>> Begin

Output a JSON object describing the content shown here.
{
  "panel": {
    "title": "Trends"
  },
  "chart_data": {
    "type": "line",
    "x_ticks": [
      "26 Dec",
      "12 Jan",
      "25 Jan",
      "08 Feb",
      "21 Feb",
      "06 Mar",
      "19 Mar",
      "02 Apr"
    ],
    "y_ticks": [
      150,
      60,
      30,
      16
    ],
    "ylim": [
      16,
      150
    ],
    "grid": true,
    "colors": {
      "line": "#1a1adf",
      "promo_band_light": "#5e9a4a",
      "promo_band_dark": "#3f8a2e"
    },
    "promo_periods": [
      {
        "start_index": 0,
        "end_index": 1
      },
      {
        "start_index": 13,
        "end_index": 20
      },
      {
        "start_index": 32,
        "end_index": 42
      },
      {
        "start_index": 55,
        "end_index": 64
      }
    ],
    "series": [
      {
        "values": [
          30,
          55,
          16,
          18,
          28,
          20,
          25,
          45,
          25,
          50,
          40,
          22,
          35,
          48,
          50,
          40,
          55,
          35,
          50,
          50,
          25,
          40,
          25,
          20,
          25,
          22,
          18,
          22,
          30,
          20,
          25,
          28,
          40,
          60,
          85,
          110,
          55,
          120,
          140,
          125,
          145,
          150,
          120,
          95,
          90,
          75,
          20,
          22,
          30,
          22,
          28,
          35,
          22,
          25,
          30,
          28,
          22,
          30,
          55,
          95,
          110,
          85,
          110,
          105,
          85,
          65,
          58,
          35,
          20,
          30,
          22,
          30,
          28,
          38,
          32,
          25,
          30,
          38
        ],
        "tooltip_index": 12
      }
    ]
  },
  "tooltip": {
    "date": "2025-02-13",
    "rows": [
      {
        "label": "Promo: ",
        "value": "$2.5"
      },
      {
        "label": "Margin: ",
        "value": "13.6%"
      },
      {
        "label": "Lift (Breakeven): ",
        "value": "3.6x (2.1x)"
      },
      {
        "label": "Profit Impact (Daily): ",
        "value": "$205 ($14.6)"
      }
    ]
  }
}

>> End

§ Stated goal
Transcribe every line of the data, exactly as it stands.

§ Final answer
Output a JSON object describing the content shown here.
{
  "panel": {
    "title": "Trends"
  },
  "chart_data": {
    "type": "line",
    "x_ticks": [
      "26 Dec",
      "12 Jan",
      "25 Jan",
      "08 Feb",
      "21 Feb",
      "06 Mar",
      "19 Mar",
      "02 Apr"
    ],
    "y_ticks": [
      150,
      60,
      30,
      16
    ],
    "ylim": [
      16,
      150
    ],
    "grid": true,
    "colors": {
      "line": "#1a1adf",
      "promo_band_light": "#5e9a4a",
      "promo_band_dark": "#3f8a2e"
    },
    "promo_periods": [
      {
        "start_index": 0,
        "end_index": 1
      },
      {
        "start_index": 13,
        "end_index": 20
      },
      {
        "start_index": 32,
        "end_index": 42
      },
      {
        "start_index": 55,
        "end_index": 64
      }
    ],
    "series": [
      {
        "values": [
          30,
          55,
          16,
          18,
          28,
          20,
          25,
          45,
          25,
          50,
          40,
          22,
          35,
          48,
          50,
          40,
          55,
          35,
          50,
          50,
          25,
          40,
          25,
          20,
          25,
          22,
          18,
          22,
          30,
          20,
          25,
          28,
          40,
          60,
          85,
          110,
          55,
          120,
          140,
          125,
          145,
          150,
          120,
          95,
          90,
          75,
          20,
          22,
          30,
          22,
          28,
          35,
          22,
          25,
          30,
          28,
          22,
          30,
          55,
          95,
          110,
          85,
          110,
          105,
          85,
          65,
          58,
          35,
          20,
          30,
          22,
          30,
          28,
          38,
          32,
          25,
          30,
          38
        ],
        "tooltip_index": 12
      }
    ]
  },
  "tooltip": {
    "date": "2025-02-13",
    "rows": [
      {
        "label": "Promo: ",
        "value": "$2.5"
      },
      {
        "label": "Margin: ",
        "value": "13.6%"
      },
      {
        "label": "Lift (Breakeven): ",
        "value": "3.6x (2.1x)"
      },
      {
        "label": "Profit Impact (Daily): ",
        "value": "$205 ($14.6)"
      }
    ]
  }
}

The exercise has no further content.